Job — Copy out every line of the records where the string "number" occurs.

Extracted data —
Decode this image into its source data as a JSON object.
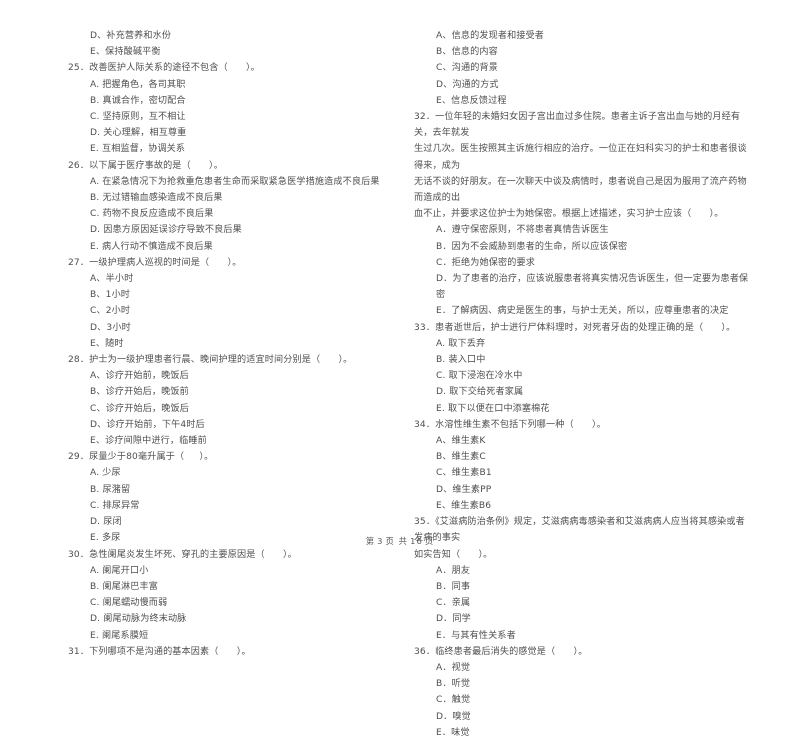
{
  "document": {
    "type": "exam-paper",
    "page_footer": {
      "prefix": "第",
      "current_page": "3",
      "middle": "页  共",
      "total_pages": "16",
      "suffix": "页"
    }
  },
  "left_column": {
    "continued_options": [
      "D、补充营养和水份",
      "E、保持酸碱平衡"
    ],
    "questions": [
      {
        "number": "25",
        "stem": "25．改善医护人际关系的途径不包含（      ）。",
        "options": [
          "A. 把握角色，各司其职",
          "B. 真诚合作，密切配合",
          "C. 坚持原则，互不相让",
          "D. 关心理解，相互尊重",
          "E. 互相监督，协调关系"
        ]
      },
      {
        "number": "26",
        "stem": "26．以下属于医疗事故的是（      ）。",
        "options": [
          "A. 在紧急情况下为抢救重危患者生命而采取紧急医学措施造成不良后果",
          "B. 无过错输血感染造成不良后果",
          "C. 药物不良反应造成不良后果",
          "D. 因患方原因延误诊疗导致不良后果",
          "E. 病人行动不慎造成不良后果"
        ]
      },
      {
        "number": "27",
        "stem": "27．一级护理病人巡视的时间是（      ）。",
        "options": [
          "A、半小时",
          "B、1小时",
          "C、2小时",
          "D、3小时",
          "E、随时"
        ]
      },
      {
        "number": "28",
        "stem": "28．护士为一级护理患者行晨、晚间护理的适宜时间分别是（      ）。",
        "options": [
          "A、诊疗开始前，晚饭后",
          "B、诊疗开始后，晚饭前",
          "C、诊疗开始后，晚饭后",
          "D、诊疗开始前，下午4时后",
          "E、诊疗间隙中进行，临睡前"
        ]
      },
      {
        "number": "29",
        "stem": "29．尿量少于80毫升属于（     ）。",
        "options": [
          "A. 少尿",
          "B. 尿潴留",
          "C. 排尿异常",
          "D. 尿闭",
          "E. 多尿"
        ]
      },
      {
        "number": "30",
        "stem": "30．急性阑尾炎发生坏死、穿孔的主要原因是（      ）。",
        "options": [
          "A. 阑尾开口小",
          "B. 阑尾淋巴丰富",
          "C. 阑尾蠕动慢而弱",
          "D. 阑尾动脉为终末动脉",
          "E. 阑尾系膜短"
        ]
      },
      {
        "number": "31",
        "stem": "31．下列哪项不是沟通的基本因素（      ）。",
        "options": []
      }
    ]
  },
  "right_column": {
    "continued_options": [
      "A、信息的发现者和接受者",
      "B、信息的内容",
      "C、沟通的背景",
      "D、沟通的方式",
      "E、信息反馈过程"
    ],
    "questions": [
      {
        "number": "32",
        "stem_lines": [
          "32．一位年轻的未婚妇女因子宫出血过多住院。患者主诉子宫出血与她的月经有关，去年就发",
          "生过几次。医生按照其主诉施行相应的治疗。一位正在妇科实习的护士和患者很谈得来，成为",
          "无话不谈的好朋友。在一次聊天中谈及病情时，患者说自己是因为服用了流产药物而造成的出",
          "血不止，并要求这位护士为她保密。根据上述描述，实习护士应该（      ）。"
        ],
        "options": [
          "A．遵守保密原则，不将患者真情告诉医生",
          "B．因为不会威胁到患者的生命，所以应该保密",
          "C．拒绝为她保密的要求",
          "D．为了患者的治疗，应该说服患者将真实情况告诉医生，但一定要为患者保密",
          "E．了解病因、病史是医生的事，与护士无关，所以，应尊重患者的决定"
        ]
      },
      {
        "number": "33",
        "stem": "33．患者逝世后，护士进行尸体料理时，对死者牙齿的处理正确的是（      ）。",
        "options": [
          "A. 取下丢弃",
          "B. 装入口中",
          "C. 取下浸泡在冷水中",
          "D. 取下交给死者家属",
          "E. 取下以便在口中添塞棉花"
        ]
      },
      {
        "number": "34",
        "stem": "34．水溶性维生素不包括下列哪一种（      ）。",
        "options": [
          "A、维生素K",
          "B、维生素C",
          "C、维生素B1",
          "D、维生素PP",
          "E、维生素B6"
        ]
      },
      {
        "number": "35",
        "stem_lines": [
          "35．《艾滋病防治条例》规定，艾滋病病毒感染者和艾滋病病人应当将其感染或者发病的事实",
          "如实告知（      ）。"
        ],
        "options": [
          "A．朋友",
          "B．同事",
          "C．亲属",
          "D．同学",
          "E．与其有性关系者"
        ]
      },
      {
        "number": "36",
        "stem": "36．临终患者最后消失的感觉是（      ）。",
        "options": [
          "A．视觉",
          "B．听觉",
          "C．触觉",
          "D．嗅觉",
          "E．味觉"
        ]
      }
    ]
  }
}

Task result —
        "number": "25",
        "number": "26",
        "number": "27",
        "number": "28",
        "number": "29",
        "number": "30",
        "number": "31",
        "number": "32",
        "number": "33",
        "number": "34",
        "number": "35",
        "number": "36",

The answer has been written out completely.